Exercise description
Write out the entries below once more, exactly.

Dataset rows

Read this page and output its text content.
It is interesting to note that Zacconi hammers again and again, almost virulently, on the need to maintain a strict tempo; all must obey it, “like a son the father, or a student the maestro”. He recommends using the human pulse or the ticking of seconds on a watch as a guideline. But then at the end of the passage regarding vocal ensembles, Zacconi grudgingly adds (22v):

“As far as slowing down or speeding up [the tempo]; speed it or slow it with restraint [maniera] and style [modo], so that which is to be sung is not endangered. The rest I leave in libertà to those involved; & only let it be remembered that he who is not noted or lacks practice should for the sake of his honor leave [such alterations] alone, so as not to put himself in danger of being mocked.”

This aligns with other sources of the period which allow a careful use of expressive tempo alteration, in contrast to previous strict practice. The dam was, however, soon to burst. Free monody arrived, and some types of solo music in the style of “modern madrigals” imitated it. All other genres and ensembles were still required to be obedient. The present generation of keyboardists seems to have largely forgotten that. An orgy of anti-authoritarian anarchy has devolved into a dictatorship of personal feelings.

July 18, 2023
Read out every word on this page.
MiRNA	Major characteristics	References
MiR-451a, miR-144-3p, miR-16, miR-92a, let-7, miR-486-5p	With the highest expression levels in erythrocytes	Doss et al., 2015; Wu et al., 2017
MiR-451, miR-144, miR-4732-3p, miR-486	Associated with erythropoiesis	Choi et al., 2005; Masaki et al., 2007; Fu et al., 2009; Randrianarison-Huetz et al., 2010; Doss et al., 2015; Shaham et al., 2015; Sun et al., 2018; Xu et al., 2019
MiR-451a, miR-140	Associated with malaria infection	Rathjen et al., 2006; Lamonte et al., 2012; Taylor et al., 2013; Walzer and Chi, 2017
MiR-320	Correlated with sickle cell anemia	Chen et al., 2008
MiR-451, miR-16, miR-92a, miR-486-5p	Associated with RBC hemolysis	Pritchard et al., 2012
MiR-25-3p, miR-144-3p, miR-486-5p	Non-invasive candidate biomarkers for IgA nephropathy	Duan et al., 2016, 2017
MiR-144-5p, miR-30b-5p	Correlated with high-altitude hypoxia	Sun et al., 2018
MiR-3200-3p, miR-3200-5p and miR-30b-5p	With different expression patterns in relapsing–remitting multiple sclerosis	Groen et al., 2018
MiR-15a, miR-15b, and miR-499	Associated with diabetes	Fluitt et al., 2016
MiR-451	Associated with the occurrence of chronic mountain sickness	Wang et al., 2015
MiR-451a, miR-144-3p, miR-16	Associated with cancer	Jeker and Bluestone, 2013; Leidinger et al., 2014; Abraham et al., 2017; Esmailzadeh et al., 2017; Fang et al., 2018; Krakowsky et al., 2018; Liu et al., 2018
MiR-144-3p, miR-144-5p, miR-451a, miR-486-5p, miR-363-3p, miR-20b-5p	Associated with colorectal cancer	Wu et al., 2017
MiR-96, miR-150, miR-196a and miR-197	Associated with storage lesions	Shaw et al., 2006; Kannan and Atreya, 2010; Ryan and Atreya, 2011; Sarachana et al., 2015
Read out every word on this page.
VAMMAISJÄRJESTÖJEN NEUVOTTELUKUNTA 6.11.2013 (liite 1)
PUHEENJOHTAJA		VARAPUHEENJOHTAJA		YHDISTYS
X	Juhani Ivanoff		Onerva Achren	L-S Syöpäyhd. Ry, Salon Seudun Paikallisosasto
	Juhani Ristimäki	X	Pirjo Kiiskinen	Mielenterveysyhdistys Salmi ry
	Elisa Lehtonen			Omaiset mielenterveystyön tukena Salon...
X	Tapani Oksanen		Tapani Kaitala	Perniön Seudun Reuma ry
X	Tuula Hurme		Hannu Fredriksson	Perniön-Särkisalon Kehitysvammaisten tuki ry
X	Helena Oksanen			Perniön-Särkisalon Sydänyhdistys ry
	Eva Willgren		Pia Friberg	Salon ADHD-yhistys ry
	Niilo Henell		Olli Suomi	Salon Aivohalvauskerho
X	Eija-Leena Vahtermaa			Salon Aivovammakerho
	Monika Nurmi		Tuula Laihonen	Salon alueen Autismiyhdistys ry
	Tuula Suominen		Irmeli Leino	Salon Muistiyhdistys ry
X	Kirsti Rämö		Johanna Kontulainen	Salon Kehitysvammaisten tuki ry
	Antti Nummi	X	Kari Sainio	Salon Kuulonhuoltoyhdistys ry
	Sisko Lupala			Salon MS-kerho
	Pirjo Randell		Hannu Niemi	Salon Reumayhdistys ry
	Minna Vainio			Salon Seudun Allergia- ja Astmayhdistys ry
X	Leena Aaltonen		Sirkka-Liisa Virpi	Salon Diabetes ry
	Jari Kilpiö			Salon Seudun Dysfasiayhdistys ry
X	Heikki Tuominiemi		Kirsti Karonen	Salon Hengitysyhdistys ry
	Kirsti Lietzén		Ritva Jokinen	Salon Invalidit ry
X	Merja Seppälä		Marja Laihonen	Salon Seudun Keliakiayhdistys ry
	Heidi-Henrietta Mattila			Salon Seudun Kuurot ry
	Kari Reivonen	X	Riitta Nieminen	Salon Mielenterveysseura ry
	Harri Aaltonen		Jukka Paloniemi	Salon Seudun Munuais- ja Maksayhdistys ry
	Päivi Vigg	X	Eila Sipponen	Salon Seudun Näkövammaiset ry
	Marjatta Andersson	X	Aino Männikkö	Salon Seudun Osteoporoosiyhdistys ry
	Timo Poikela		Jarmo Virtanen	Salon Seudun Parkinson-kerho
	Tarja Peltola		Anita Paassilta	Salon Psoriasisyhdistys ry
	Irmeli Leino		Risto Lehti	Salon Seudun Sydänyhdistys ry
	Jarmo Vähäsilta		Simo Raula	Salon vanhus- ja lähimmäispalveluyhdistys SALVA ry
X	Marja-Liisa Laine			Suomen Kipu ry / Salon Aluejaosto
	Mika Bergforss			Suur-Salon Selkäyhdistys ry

Written solution
Read this page and output its text content.
It is interesting to note that Zacconi hammers again and again, almost virulently, on the need to maintain a strict tempo; all must obey it, “like a son the father, or a student the maestro”. He recommends using the human pulse or the ticking of seconds on a watch as a guideline. But then at the end of the passage regarding vocal ensembles, Zacconi grudgingly adds (22v):

“As far as slowing down or speeding up [the tempo]; speed it or slow it with restraint [maniera] and style [modo], so that which is to be sung is not endangered. The rest I leave in libertà to those involved; & only let it be remembered that he who is not noted or lacks practice should for the sake of his honor leave [such alterations] alone, so as not to put himself in danger of being mocked.”

This aligns with other sources of the period which allow a careful use of expressive tempo alteration, in contrast to previous strict practice. The dam was, however, soon to burst. Free monody arrived, and some types of solo music in the style of “modern madrigals” imitated it. All other genres and ensembles were still required to be obedient. The present generation of keyboardists seems to have largely forgotten that. An orgy of anti-authoritarian anarchy has devolved into a dictatorship of personal feelings.

July 18, 2023
Read out every word on this page.
MiRNA	Major characteristics	References
MiR-451a, miR-144-3p, miR-16, miR-92a, let-7, miR-486-5p	With the highest expression levels in erythrocytes	Doss et al., 2015; Wu et al., 2017
MiR-451, miR-144, miR-4732-3p, miR-486	Associated with erythropoiesis	Choi et al., 2005; Masaki et al., 2007; Fu et al., 2009; Randrianarison-Huetz et al., 2010; Doss et al., 2015; Shaham et al., 2015; Sun et al., 2018; Xu et al., 2019
MiR-451a, miR-140	Associated with malaria infection	Rathjen et al., 2006; Lamonte et al., 2012; Taylor et al., 2013; Walzer and Chi, 2017
MiR-320	Correlated with sickle cell anemia	Chen et al., 2008
MiR-451, miR-16, miR-92a, miR-486-5p	Associated with RBC hemolysis	Pritchard et al., 2012
MiR-25-3p, miR-144-3p, miR-486-5p	Non-invasive candidate biomarkers for IgA nephropathy	Duan et al., 2016, 2017
MiR-144-5p, miR-30b-5p	Correlated with high-altitude hypoxia	Sun et al., 2018
MiR-3200-3p, miR-3200-5p and miR-30b-5p	With different expression patterns in relapsing–remitting multiple sclerosis	Groen et al., 2018
MiR-15a, miR-15b, and miR-499	Associated with diabetes	Fluitt et al., 2016
MiR-451	Associated with the occurrence of chronic mountain sickness	Wang et al., 2015
MiR-451a, miR-144-3p, miR-16	Associated with cancer	Jeker and Bluestone, 2013; Leidinger et al., 2014; Abraham et al., 2017; Esmailzadeh et al., 2017; Fang et al., 2018; Krakowsky et al., 2018; Liu et al., 2018
MiR-144-3p, miR-144-5p, miR-451a, miR-486-5p, miR-363-3p, miR-20b-5p	Associated with colorectal cancer	Wu et al., 2017
MiR-96, miR-150, miR-196a and miR-197	Associated with storage lesions	Shaw et al., 2006; Kannan and Atreya, 2010; Ryan and Atreya, 2011; Sarachana et al., 2015
Read out every word on this page.
VAMMAISJÄRJESTÖJEN NEUVOTTELUKUNTA 6.11.2013 (liite 1)
PUHEENJOHTAJA		VARAPUHEENJOHTAJA		YHDISTYS
X	Juhani Ivanoff		Onerva Achren	L-S Syöpäyhd. Ry, Salon Seudun Paikallisosasto
	Juhani Ristimäki	X	Pirjo Kiiskinen	Mielenterveysyhdistys Salmi ry
	Elisa Lehtonen			Omaiset mielenterveystyön tukena Salon...
X	Tapani Oksanen		Tapani Kaitala	Perniön Seudun Reuma ry
X	Tuula Hurme		Hannu Fredriksson	Perniön-Särkisalon Kehitysvammaisten tuki ry
X	Helena Oksanen			Perniön-Särkisalon Sydänyhdistys ry
	Eva Willgren		Pia Friberg	Salon ADHD-yhistys ry
	Niilo Henell		Olli Suomi	Salon Aivohalvauskerho
X	Eija-Leena Vahtermaa			Salon Aivovammakerho
	Monika Nurmi		Tuula Laihonen	Salon alueen Autismiyhdistys ry
	Tuula Suominen		Irmeli Leino	Salon Muistiyhdistys ry
X	Kirsti Rämö		Johanna Kontulainen	Salon Kehitysvammaisten tuki ry
	Antti Nummi	X	Kari Sainio	Salon Kuulonhuoltoyhdistys ry
	Sisko Lupala			Salon MS-kerho
	Pirjo Randell		Hannu Niemi	Salon Reumayhdistys ry
	Minna Vainio			Salon Seudun Allergia- ja Astmayhdistys ry
X	Leena Aaltonen		Sirkka-Liisa Virpi	Salon Diabetes ry
	Jari Kilpiö			Salon Seudun Dysfasiayhdistys ry
X	Heikki Tuominiemi		Kirsti Karonen	Salon Hengitysyhdistys ry
	Kirsti Lietzén		Ritva Jokinen	Salon Invalidit ry
X	Merja Seppälä		Marja Laihonen	Salon Seudun Keliakiayhdistys ry
	Heidi-Henrietta Mattila			Salon Seudun Kuurot ry
	Kari Reivonen	X	Riitta Nieminen	Salon Mielenterveysseura ry
	Harri Aaltonen		Jukka Paloniemi	Salon Seudun Munuais- ja Maksayhdistys ry
	Päivi Vigg	X	Eila Sipponen	Salon Seudun Näkövammaiset ry
	Marjatta Andersson	X	Aino Männikkö	Salon Seudun Osteoporoosiyhdistys ry
	Timo Poikela		Jarmo Virtanen	Salon Seudun Parkinson-kerho
	Tarja Peltola		Anita Paassilta	Salon Psoriasisyhdistys ry
	Irmeli Leino		Risto Lehti	Salon Seudun Sydänyhdistys ry
	Jarmo Vähäsilta		Simo Raula	Salon vanhus- ja lähimmäispalveluyhdistys SALVA ry
X	Marja-Liisa Laine			Suomen Kipu ry / Salon Aluejaosto
	Mika Bergforss			Suur-Salon Selkäyhdistys ry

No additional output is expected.